* What the task requires *
Copy out the listing that follows exactly, dropping every picture.

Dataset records
--

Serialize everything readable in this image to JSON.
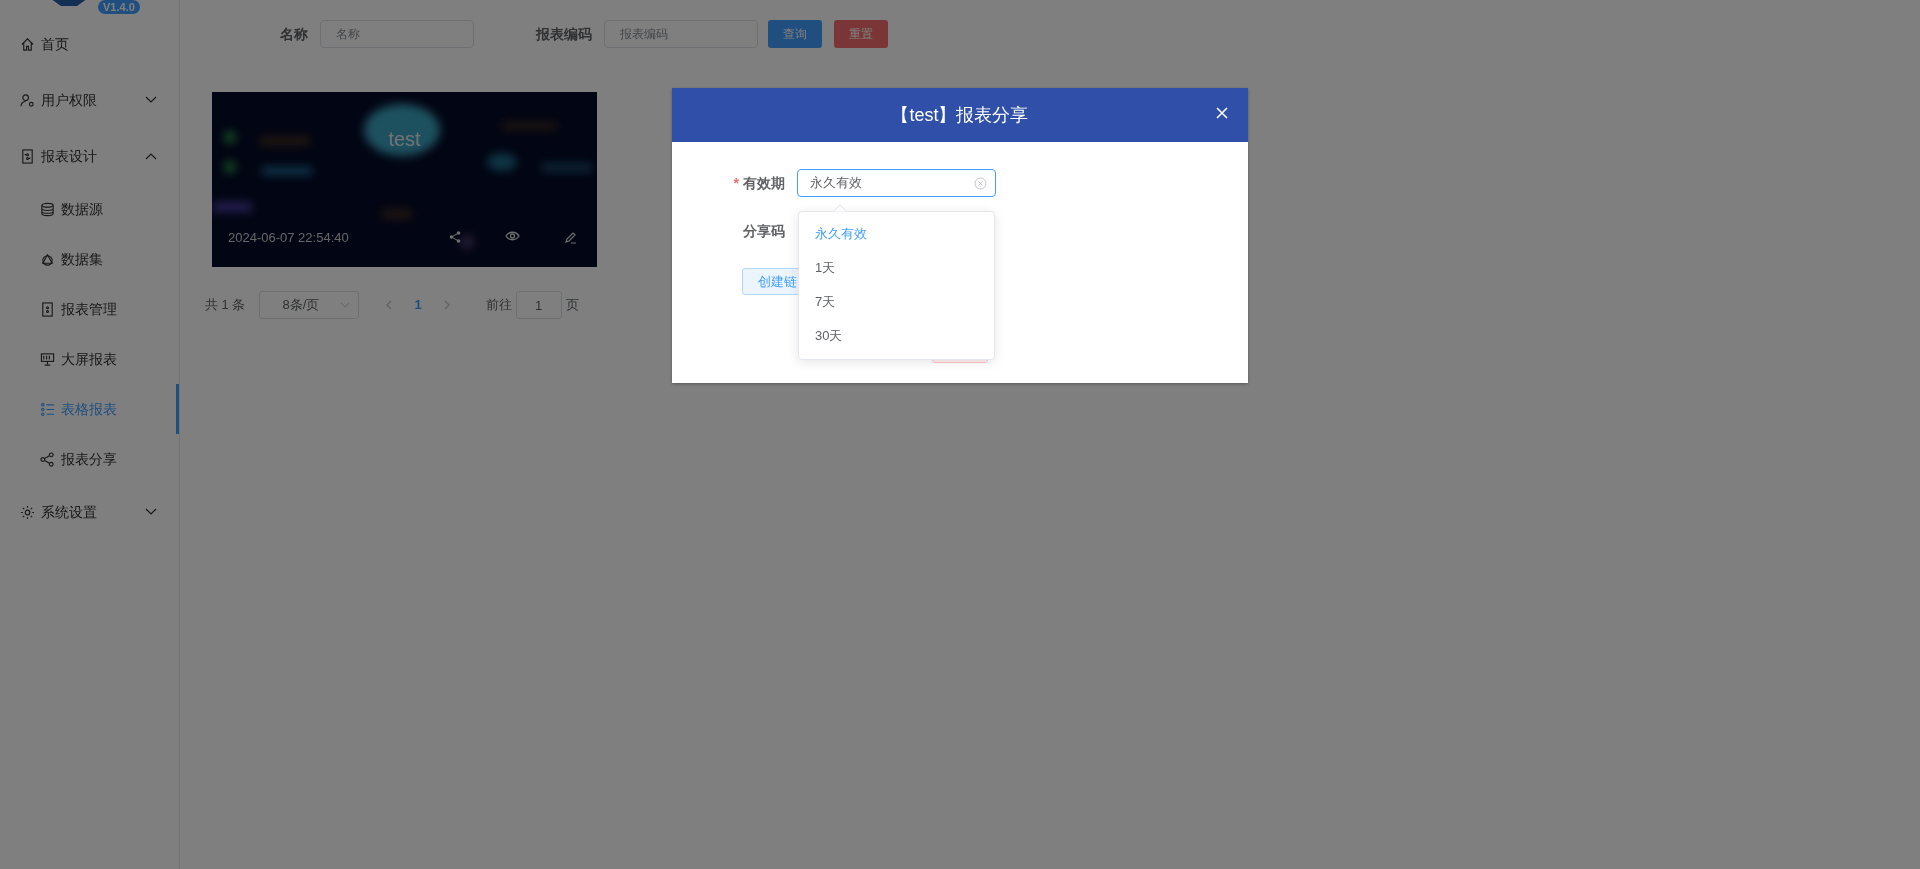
{
  "sidebar": {
    "version": "V1.4.0",
    "items": [
      {
        "label": "首页",
        "selected": false
      },
      {
        "label": "用户权限",
        "selected": false,
        "expanded": false
      },
      {
        "label": "报表设计",
        "selected": false,
        "expanded": true,
        "children": [
          {
            "label": "数据源",
            "selected": false
          },
          {
            "label": "数据集",
            "selected": false
          },
          {
            "label": "报表管理",
            "selected": false
          },
          {
            "label": "大屏报表",
            "selected": false
          },
          {
            "label": "表格报表",
            "selected": true
          },
          {
            "label": "报表分享",
            "selected": false
          }
        ]
      },
      {
        "label": "系统设置",
        "selected": false,
        "expanded": false
      }
    ]
  },
  "search": {
    "fields": [
      {
        "label": "名称",
        "placeholder": "名称"
      },
      {
        "label": "报表编码",
        "placeholder": "报表编码"
      }
    ],
    "buttons": [
      {
        "label": "查询",
        "kind": "primary"
      },
      {
        "label": "重置",
        "kind": "danger"
      }
    ]
  },
  "cards": [
    {
      "title": "test",
      "time": "2024-06-07 22:54:40"
    }
  ],
  "pagination": {
    "total": "共 1 条",
    "page_size": "8条/页",
    "pages": [
      {
        "label": "1",
        "selected": true
      }
    ],
    "goto_label": "前往",
    "goto_value": "1",
    "goto_suffix": "页"
  },
  "dialog": {
    "title": "【test】报表分享",
    "fields": [
      {
        "label": "有效期",
        "required_mark": "*",
        "value": "永久有效"
      },
      {
        "label": "分享码"
      }
    ],
    "create_button": "创建链",
    "dropdown": [
      {
        "label": "永久有效",
        "selected": true
      },
      {
        "label": "1天",
        "selected": false
      },
      {
        "label": "7天",
        "selected": false
      },
      {
        "label": "30天",
        "selected": false
      }
    ]
  }
}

--

* Response *
Serialize everything readable in this image to JSON.
{
  "sidebar": {
    "version": "V1.4.0",
    "items": [
      {
        "label": "首页",
        "selected": false
      },
      {
        "label": "用户权限",
        "selected": false,
        "expanded": false
      },
      {
        "label": "报表设计",
        "selected": false,
        "expanded": true,
        "children": [
          {
            "label": "数据源",
            "selected": false
          },
          {
            "label": "数据集",
            "selected": false
          },
          {
            "label": "报表管理",
            "selected": false
          },
          {
            "label": "大屏报表",
            "selected": false
          },
          {
            "label": "表格报表",
            "selected": true
          },
          {
            "label": "报表分享",
            "selected": false
          }
        ]
      },
      {
        "label": "系统设置",
        "selected": false,
        "expanded": false
      }
    ]
  },
  "search": {
    "fields": [
      {
        "label": "名称",
        "placeholder": "名称"
      },
      {
        "label": "报表编码",
        "placeholder": "报表编码"
      }
    ],
    "buttons": [
      {
        "label": "查询",
        "kind": "primary"
      },
      {
        "label": "重置",
        "kind": "danger"
      }
    ]
  },
  "cards": [
    {
      "title": "test",
      "time": "2024-06-07 22:54:40"
    }
  ],
  "pagination": {
    "total": "共 1 条",
    "page_size": "8条/页",
    "pages": [
      {
        "label": "1",
        "selected": true
      }
    ],
    "goto_label": "前往",
    "goto_value": "1",
    "goto_suffix": "页"
  },
  "dialog": {
    "title": "【test】报表分享",
    "fields": [
      {
        "label": "有效期",
        "required_mark": "*",
        "value": "永久有效"
      },
      {
        "label": "分享码"
      }
    ],
    "create_button": "创建链",
    "dropdown": [
      {
        "label": "永久有效",
        "selected": true
      },
      {
        "label": "1天",
        "selected": false
      },
      {
        "label": "7天",
        "selected": false
      },
      {
        "label": "30天",
        "selected": false
      }
    ]
  }
}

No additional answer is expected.